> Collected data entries

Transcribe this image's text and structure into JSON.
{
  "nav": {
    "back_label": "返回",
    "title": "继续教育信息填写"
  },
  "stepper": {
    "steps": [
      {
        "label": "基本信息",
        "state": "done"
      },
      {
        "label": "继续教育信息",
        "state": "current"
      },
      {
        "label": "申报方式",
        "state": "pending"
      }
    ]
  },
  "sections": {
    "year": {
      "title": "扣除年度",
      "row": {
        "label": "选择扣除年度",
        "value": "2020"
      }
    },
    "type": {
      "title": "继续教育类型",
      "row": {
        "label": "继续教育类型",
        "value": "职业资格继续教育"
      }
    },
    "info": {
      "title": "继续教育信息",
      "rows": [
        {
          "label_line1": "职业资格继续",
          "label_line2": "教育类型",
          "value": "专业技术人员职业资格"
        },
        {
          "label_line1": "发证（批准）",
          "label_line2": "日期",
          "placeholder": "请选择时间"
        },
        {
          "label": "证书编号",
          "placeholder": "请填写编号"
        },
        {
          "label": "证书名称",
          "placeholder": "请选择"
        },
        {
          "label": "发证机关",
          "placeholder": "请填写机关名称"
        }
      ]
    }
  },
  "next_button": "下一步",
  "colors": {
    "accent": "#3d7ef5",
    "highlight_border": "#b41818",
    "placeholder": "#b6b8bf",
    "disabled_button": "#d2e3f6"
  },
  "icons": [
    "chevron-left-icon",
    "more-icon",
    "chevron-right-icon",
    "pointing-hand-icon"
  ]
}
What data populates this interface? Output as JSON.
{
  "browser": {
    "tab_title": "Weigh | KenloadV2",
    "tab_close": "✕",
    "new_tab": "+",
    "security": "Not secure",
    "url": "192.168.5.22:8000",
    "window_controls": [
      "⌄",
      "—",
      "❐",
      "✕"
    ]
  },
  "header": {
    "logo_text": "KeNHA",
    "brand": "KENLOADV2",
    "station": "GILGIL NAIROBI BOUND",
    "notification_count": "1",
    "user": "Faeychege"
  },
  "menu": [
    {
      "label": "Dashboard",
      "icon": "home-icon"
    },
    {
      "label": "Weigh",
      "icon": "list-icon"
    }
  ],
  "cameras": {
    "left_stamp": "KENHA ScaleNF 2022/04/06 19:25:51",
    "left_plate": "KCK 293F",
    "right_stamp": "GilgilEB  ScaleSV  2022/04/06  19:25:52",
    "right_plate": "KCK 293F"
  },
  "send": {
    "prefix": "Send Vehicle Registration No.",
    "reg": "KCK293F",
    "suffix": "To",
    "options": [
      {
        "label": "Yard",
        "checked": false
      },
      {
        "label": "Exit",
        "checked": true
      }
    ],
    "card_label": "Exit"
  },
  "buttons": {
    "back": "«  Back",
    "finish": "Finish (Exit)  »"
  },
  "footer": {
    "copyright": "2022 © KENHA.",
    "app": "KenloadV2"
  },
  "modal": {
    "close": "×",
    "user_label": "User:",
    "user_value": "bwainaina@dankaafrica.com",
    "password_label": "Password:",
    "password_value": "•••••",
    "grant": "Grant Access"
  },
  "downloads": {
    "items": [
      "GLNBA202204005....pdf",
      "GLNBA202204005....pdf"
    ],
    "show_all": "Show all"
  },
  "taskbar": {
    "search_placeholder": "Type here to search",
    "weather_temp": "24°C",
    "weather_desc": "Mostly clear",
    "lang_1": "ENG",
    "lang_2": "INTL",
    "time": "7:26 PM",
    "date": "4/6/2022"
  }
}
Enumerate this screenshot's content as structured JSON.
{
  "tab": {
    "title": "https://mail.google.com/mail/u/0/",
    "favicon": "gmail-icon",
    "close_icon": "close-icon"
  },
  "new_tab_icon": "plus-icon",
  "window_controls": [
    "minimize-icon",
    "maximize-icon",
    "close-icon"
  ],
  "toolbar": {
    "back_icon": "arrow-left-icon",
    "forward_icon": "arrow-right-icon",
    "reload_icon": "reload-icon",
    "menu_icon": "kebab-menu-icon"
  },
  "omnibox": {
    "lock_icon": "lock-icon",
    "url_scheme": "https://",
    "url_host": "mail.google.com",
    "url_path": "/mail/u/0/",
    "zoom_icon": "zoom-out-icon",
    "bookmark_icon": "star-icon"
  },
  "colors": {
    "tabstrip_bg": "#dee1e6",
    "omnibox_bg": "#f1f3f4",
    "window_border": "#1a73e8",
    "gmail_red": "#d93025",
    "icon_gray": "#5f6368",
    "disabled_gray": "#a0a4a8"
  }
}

> WRITTEN PROBLEM
Transcribe the entire listing above precisely.

> EXERCISE RESPONSE
Transcribe this image's text and structure into JSON.
{
  "nav": {
    "back_label": "返回",
    "title": "继续教育信息填写"
  },
  "stepper": {
    "steps": [
      {
        "label": "基本信息",
        "state": "done"
      },
      {
        "label": "继续教育信息",
        "state": "current"
      },
      {
        "label": "申报方式",
        "state": "pending"
      }
    ]
  },
  "sections": {
    "year": {
      "title": "扣除年度",
      "row": {
        "label": "选择扣除年度",
        "value": "2020"
      }
    },
    "type": {
      "title": "继续教育类型",
      "row": {
        "label": "继续教育类型",
        "value": "职业资格继续教育"
      }
    },
    "info": {
      "title": "继续教育信息",
      "rows": [
        {
          "label_line1": "职业资格继续",
          "label_line2": "教育类型",
          "value": "专业技术人员职业资格"
        },
        {
          "label_line1": "发证（批准）",
          "label_line2": "日期",
          "placeholder": "请选择时间"
        },
        {
          "label": "证书编号",
          "placeholder": "请填写编号"
        },
        {
          "label": "证书名称",
          "placeholder": "请选择"
        },
        {
          "label": "发证机关",
          "placeholder": "请填写机关名称"
        }
      ]
    }
  },
  "next_button": "下一步",
  "colors": {
    "accent": "#3d7ef5",
    "highlight_border": "#b41818",
    "placeholder": "#b6b8bf",
    "disabled_button": "#d2e3f6"
  },
  "icons": [
    "chevron-left-icon",
    "more-icon",
    "chevron-right-icon",
    "pointing-hand-icon"
  ]
}
What data populates this interface? Output as JSON.
{
  "browser": {
    "tab_title": "Weigh | KenloadV2",
    "tab_close": "✕",
    "new_tab": "+",
    "security": "Not secure",
    "url": "192.168.5.22:8000",
    "window_controls": [
      "⌄",
      "—",
      "❐",
      "✕"
    ]
  },
  "header": {
    "logo_text": "KeNHA",
    "brand": "KENLOADV2",
    "station": "GILGIL NAIROBI BOUND",
    "notification_count": "1",
    "user": "Faeychege"
  },
  "menu": [
    {
      "label": "Dashboard",
      "icon": "home-icon"
    },
    {
      "label": "Weigh",
      "icon": "list-icon"
    }
  ],
  "cameras": {
    "left_stamp": "KENHA ScaleNF 2022/04/06 19:25:51",
    "left_plate": "KCK 293F",
    "right_stamp": "GilgilEB  ScaleSV  2022/04/06  19:25:52",
    "right_plate": "KCK 293F"
  },
  "send": {
    "prefix": "Send Vehicle Registration No.",
    "reg": "KCK293F",
    "suffix": "To",
    "options": [
      {
        "label": "Yard",
        "checked": false
      },
      {
        "label": "Exit",
        "checked": true
      }
    ],
    "card_label": "Exit"
  },
  "buttons": {
    "back": "«  Back",
    "finish": "Finish (Exit)  »"
  },
  "footer": {
    "copyright": "2022 © KENHA.",
    "app": "KenloadV2"
  },
  "modal": {
    "close": "×",
    "user_label": "User:",
    "user_value": "bwainaina@dankaafrica.com",
    "password_label": "Password:",
    "password_value": "•••••",
    "grant": "Grant Access"
  },
  "downloads": {
    "items": [
      "GLNBA202204005....pdf",
      "GLNBA202204005....pdf"
    ],
    "show_all": "Show all"
  },
  "taskbar": {
    "search_placeholder": "Type here to search",
    "weather_temp": "24°C",
    "weather_desc": "Mostly clear",
    "lang_1": "ENG",
    "lang_2": "INTL",
    "time": "7:26 PM",
    "date": "4/6/2022"
  }
}
Enumerate this screenshot's content as structured JSON.
{
  "tab": {
    "title": "https://mail.google.com/mail/u/0/",
    "favicon": "gmail-icon",
    "close_icon": "close-icon"
  },
  "new_tab_icon": "plus-icon",
  "window_controls": [
    "minimize-icon",
    "maximize-icon",
    "close-icon"
  ],
  "toolbar": {
    "back_icon": "arrow-left-icon",
    "forward_icon": "arrow-right-icon",
    "reload_icon": "reload-icon",
    "menu_icon": "kebab-menu-icon"
  },
  "omnibox": {
    "lock_icon": "lock-icon",
    "url_scheme": "https://",
    "url_host": "mail.google.com",
    "url_path": "/mail/u/0/",
    "zoom_icon": "zoom-out-icon",
    "bookmark_icon": "star-icon"
  },
  "colors": {
    "tabstrip_bg": "#dee1e6",
    "omnibox_bg": "#f1f3f4",
    "window_border": "#1a73e8",
    "gmail_red": "#d93025",
    "icon_gray": "#5f6368",
    "disabled_gray": "#a0a4a8"
  }
}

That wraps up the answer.